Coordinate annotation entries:
## Start
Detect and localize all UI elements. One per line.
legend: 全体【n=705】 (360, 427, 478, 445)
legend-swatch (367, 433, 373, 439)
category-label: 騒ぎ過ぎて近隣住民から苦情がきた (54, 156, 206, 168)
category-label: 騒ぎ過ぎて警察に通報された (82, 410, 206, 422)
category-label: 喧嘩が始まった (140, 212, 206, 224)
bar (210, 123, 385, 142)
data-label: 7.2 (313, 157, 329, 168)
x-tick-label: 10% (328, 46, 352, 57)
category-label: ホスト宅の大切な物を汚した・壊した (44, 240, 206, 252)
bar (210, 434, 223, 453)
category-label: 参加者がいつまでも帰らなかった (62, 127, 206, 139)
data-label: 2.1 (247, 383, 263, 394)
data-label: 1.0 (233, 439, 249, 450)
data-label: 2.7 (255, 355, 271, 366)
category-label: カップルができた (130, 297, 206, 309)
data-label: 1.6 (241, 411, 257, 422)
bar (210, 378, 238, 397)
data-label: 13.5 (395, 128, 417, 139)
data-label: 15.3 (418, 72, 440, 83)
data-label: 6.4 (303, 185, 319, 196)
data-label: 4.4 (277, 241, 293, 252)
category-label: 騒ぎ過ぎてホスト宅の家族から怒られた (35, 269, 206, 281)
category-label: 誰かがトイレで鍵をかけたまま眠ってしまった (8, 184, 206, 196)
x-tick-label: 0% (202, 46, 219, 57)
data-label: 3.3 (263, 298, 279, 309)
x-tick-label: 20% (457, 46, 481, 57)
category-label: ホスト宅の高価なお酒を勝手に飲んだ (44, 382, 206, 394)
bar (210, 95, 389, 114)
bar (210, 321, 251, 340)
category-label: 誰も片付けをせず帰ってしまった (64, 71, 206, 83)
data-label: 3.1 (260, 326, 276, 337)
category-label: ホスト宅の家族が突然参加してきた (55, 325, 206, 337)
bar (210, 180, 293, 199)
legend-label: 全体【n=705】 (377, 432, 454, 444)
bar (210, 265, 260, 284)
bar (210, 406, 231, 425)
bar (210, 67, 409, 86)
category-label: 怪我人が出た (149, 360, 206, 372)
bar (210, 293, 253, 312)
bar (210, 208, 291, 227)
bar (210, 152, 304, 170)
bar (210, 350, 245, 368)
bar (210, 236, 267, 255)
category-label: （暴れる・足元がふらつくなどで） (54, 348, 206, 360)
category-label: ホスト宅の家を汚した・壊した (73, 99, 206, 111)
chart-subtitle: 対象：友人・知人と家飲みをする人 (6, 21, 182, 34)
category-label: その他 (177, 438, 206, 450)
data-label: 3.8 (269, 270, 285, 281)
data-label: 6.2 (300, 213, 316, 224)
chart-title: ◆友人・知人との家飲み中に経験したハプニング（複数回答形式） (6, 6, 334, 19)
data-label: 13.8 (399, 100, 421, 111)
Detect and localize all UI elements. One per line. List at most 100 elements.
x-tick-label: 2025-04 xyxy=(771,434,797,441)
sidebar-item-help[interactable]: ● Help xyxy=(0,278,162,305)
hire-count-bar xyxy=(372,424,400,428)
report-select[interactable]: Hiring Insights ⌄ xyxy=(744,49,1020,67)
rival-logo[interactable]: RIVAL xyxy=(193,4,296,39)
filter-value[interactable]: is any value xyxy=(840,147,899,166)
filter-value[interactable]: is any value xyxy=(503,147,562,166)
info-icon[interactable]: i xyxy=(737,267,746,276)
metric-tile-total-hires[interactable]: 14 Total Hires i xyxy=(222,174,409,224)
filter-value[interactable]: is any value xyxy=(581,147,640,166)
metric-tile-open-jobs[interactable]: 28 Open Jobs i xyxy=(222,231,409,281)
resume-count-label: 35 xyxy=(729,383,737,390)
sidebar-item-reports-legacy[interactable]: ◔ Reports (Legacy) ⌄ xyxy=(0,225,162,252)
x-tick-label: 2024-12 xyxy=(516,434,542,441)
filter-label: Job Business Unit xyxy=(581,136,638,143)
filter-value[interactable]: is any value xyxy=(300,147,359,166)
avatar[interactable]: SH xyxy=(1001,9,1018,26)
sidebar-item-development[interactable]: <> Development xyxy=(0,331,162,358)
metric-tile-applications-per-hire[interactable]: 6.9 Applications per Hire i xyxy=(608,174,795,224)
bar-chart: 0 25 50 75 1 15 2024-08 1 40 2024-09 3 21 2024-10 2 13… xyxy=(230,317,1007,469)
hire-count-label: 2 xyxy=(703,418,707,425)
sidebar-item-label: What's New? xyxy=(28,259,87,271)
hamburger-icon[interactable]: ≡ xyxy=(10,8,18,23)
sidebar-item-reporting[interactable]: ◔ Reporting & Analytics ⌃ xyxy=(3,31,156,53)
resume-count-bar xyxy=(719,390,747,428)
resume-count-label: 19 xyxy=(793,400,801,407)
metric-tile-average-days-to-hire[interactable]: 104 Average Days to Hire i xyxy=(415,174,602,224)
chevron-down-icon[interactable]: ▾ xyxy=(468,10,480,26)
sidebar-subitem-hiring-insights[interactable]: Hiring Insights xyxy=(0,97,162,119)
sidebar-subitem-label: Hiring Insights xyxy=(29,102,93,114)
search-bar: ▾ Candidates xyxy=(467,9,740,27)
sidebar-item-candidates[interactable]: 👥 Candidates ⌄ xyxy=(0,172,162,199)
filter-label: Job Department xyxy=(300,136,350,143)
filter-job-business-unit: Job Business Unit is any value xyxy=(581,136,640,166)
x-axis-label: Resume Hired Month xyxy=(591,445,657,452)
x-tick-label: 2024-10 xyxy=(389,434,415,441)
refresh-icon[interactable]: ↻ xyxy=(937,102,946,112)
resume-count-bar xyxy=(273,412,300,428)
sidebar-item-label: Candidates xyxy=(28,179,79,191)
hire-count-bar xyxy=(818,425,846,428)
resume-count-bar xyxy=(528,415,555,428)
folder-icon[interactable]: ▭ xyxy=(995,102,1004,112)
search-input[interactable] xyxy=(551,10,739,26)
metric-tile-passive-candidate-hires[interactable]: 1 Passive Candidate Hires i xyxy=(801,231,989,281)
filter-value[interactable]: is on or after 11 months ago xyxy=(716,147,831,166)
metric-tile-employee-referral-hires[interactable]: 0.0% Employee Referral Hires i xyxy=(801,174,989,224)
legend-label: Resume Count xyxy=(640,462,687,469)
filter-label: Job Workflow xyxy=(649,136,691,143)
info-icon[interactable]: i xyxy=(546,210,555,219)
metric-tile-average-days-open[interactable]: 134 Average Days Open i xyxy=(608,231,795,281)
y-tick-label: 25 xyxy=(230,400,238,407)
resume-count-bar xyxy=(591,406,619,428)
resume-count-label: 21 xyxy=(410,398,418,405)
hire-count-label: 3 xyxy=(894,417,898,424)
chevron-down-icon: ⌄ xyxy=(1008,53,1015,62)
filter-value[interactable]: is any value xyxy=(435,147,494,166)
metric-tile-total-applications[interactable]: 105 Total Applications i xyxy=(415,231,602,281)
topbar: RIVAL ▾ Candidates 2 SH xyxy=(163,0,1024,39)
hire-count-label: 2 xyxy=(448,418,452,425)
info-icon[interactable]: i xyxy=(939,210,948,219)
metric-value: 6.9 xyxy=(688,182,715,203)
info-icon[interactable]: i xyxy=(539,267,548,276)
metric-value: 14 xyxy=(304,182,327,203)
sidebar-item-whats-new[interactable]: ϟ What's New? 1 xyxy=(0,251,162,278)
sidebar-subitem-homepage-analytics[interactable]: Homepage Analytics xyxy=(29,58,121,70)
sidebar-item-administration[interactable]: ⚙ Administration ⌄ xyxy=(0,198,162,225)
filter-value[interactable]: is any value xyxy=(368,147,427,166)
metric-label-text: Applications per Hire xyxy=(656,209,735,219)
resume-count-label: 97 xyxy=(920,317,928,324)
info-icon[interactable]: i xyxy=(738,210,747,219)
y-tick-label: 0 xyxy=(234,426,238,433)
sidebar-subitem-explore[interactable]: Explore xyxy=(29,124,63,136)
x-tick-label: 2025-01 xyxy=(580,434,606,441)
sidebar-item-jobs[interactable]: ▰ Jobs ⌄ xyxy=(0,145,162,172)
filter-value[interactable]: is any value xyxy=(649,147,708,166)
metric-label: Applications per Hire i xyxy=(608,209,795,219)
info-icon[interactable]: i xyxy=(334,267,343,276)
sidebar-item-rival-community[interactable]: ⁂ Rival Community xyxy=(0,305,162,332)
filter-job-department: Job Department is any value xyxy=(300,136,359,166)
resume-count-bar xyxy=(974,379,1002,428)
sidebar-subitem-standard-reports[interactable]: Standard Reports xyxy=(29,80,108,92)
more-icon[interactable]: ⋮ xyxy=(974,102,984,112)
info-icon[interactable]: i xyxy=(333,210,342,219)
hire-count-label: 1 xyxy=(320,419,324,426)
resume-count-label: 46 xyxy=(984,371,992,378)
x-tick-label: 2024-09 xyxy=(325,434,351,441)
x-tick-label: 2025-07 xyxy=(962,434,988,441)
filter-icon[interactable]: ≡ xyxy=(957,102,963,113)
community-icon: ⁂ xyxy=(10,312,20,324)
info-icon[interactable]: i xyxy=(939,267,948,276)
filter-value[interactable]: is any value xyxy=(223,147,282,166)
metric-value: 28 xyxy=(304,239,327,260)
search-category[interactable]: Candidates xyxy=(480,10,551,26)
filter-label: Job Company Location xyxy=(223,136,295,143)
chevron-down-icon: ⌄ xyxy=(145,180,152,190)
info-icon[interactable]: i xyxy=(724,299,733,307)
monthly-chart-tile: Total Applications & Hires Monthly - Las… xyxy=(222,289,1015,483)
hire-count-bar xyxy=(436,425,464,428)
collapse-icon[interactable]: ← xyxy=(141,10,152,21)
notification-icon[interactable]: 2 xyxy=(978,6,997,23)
## End
Reproduce the lines verbatim, beginning with the first line of the entries and continuing through the line that contains "category-label: 騒ぎ過ぎて警察に通報された (82, 410, 206, 422)", both ends included.

Detect and localize all UI elements. One per line.
legend: 全体【n=705】 (360, 427, 478, 445)
legend-swatch (367, 433, 373, 439)
category-label: 騒ぎ過ぎて近隣住民から苦情がきた (54, 156, 206, 168)
category-label: 騒ぎ過ぎて警察に通報された (82, 410, 206, 422)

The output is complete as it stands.